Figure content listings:

****************************************

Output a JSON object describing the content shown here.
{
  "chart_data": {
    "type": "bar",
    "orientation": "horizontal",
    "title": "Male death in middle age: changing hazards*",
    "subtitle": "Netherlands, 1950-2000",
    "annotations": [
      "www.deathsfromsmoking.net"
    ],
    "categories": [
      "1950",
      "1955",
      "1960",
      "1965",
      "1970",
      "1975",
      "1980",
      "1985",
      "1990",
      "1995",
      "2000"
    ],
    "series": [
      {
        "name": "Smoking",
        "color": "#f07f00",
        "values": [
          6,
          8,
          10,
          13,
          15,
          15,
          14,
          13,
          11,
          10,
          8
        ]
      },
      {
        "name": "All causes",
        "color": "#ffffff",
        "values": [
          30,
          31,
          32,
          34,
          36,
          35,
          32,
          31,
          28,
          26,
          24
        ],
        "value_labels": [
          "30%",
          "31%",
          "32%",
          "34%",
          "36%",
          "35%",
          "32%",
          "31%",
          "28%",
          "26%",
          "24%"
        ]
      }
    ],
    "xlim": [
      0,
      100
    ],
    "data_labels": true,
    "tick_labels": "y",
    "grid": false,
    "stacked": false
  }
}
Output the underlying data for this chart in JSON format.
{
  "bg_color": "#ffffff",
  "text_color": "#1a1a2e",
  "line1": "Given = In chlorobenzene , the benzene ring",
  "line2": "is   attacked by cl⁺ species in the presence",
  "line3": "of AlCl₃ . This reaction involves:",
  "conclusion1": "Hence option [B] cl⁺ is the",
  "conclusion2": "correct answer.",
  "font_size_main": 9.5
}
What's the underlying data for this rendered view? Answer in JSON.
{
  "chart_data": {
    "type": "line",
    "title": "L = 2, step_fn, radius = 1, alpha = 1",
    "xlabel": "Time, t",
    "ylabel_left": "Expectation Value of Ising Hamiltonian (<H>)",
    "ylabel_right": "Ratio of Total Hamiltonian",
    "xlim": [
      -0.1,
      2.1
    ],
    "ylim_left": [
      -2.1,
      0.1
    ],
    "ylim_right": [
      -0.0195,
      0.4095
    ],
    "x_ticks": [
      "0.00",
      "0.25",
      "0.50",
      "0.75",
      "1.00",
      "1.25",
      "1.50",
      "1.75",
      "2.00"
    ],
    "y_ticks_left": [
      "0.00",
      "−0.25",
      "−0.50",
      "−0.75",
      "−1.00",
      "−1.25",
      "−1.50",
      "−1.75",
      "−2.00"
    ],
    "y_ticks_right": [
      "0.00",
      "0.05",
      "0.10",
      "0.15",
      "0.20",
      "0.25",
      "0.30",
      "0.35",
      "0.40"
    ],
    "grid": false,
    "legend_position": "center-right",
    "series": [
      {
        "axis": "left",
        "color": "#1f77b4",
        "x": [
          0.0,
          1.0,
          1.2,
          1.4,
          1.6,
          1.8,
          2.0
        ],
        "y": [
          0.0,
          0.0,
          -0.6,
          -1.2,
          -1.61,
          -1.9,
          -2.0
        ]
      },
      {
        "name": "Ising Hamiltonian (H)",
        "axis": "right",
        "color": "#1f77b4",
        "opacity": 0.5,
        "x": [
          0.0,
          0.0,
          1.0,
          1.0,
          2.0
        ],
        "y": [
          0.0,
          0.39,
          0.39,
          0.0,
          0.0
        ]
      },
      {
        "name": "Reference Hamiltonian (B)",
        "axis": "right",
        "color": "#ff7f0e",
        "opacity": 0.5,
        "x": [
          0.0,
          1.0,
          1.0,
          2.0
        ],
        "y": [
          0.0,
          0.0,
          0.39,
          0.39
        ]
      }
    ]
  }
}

****************************************

BRIEF:
Print all the data exactly.

RIGHT ANSWER:
Output a JSON object describing the content shown here.
{
  "chart_data": {
    "type": "bar",
    "orientation": "horizontal",
    "title": "Male death in middle age: changing hazards*",
    "subtitle": "Netherlands, 1950-2000",
    "annotations": [
      "www.deathsfromsmoking.net"
    ],
    "categories": [
      "1950",
      "1955",
      "1960",
      "1965",
      "1970",
      "1975",
      "1980",
      "1985",
      "1990",
      "1995",
      "2000"
    ],
    "series": [
      {
        "name": "Smoking",
        "color": "#f07f00",
        "values": [
          6,
          8,
          10,
          13,
          15,
          15,
          14,
          13,
          11,
          10,
          8
        ]
      },
      {
        "name": "All causes",
        "color": "#ffffff",
        "values": [
          30,
          31,
          32,
          34,
          36,
          35,
          32,
          31,
          28,
          26,
          24
        ],
        "value_labels": [
          "30%",
          "31%",
          "32%",
          "34%",
          "36%",
          "35%",
          "32%",
          "31%",
          "28%",
          "26%",
          "24%"
        ]
      }
    ],
    "xlim": [
      0,
      100
    ],
    "data_labels": true,
    "tick_labels": "y",
    "grid": false,
    "stacked": false
  }
}
Output the underlying data for this chart in JSON format.
{
  "bg_color": "#ffffff",
  "text_color": "#1a1a2e",
  "line1": "Given = In chlorobenzene , the benzene ring",
  "line2": "is   attacked by cl⁺ species in the presence",
  "line3": "of AlCl₃ . This reaction involves:",
  "conclusion1": "Hence option [B] cl⁺ is the",
  "conclusion2": "correct answer.",
  "font_size_main": 9.5
}
What's the underlying data for this rendered view? Answer in JSON.
{
  "chart_data": {
    "type": "line",
    "title": "L = 2, step_fn, radius = 1, alpha = 1",
    "xlabel": "Time, t",
    "ylabel_left": "Expectation Value of Ising Hamiltonian (<H>)",
    "ylabel_right": "Ratio of Total Hamiltonian",
    "xlim": [
      -0.1,
      2.1
    ],
    "ylim_left": [
      -2.1,
      0.1
    ],
    "ylim_right": [
      -0.0195,
      0.4095
    ],
    "x_ticks": [
      "0.00",
      "0.25",
      "0.50",
      "0.75",
      "1.00",
      "1.25",
      "1.50",
      "1.75",
      "2.00"
    ],
    "y_ticks_left": [
      "0.00",
      "−0.25",
      "−0.50",
      "−0.75",
      "−1.00",
      "−1.25",
      "−1.50",
      "−1.75",
      "−2.00"
    ],
    "y_ticks_right": [
      "0.00",
      "0.05",
      "0.10",
      "0.15",
      "0.20",
      "0.25",
      "0.30",
      "0.35",
      "0.40"
    ],
    "grid": false,
    "legend_position": "center-right",
    "series": [
      {
        "axis": "left",
        "color": "#1f77b4",
        "x": [
          0.0,
          1.0,
          1.2,
          1.4,
          1.6,
          1.8,
          2.0
        ],
        "y": [
          0.0,
          0.0,
          -0.6,
          -1.2,
          -1.61,
          -1.9,
          -2.0
        ]
      },
      {
        "name": "Ising Hamiltonian (H)",
        "axis": "right",
        "color": "#1f77b4",
        "opacity": 0.5,
        "x": [
          0.0,
          0.0,
          1.0,
          1.0,
          2.0
        ],
        "y": [
          0.0,
          0.39,
          0.39,
          0.0,
          0.0
        ]
      },
      {
        "name": "Reference Hamiltonian (B)",
        "axis": "right",
        "color": "#ff7f0e",
        "opacity": 0.5,
        "x": [
          0.0,
          1.0,
          1.0,
          2.0
        ],
        "y": [
          0.0,
          0.0,
          0.39,
          0.39
        ]
      }
    ]
  }
}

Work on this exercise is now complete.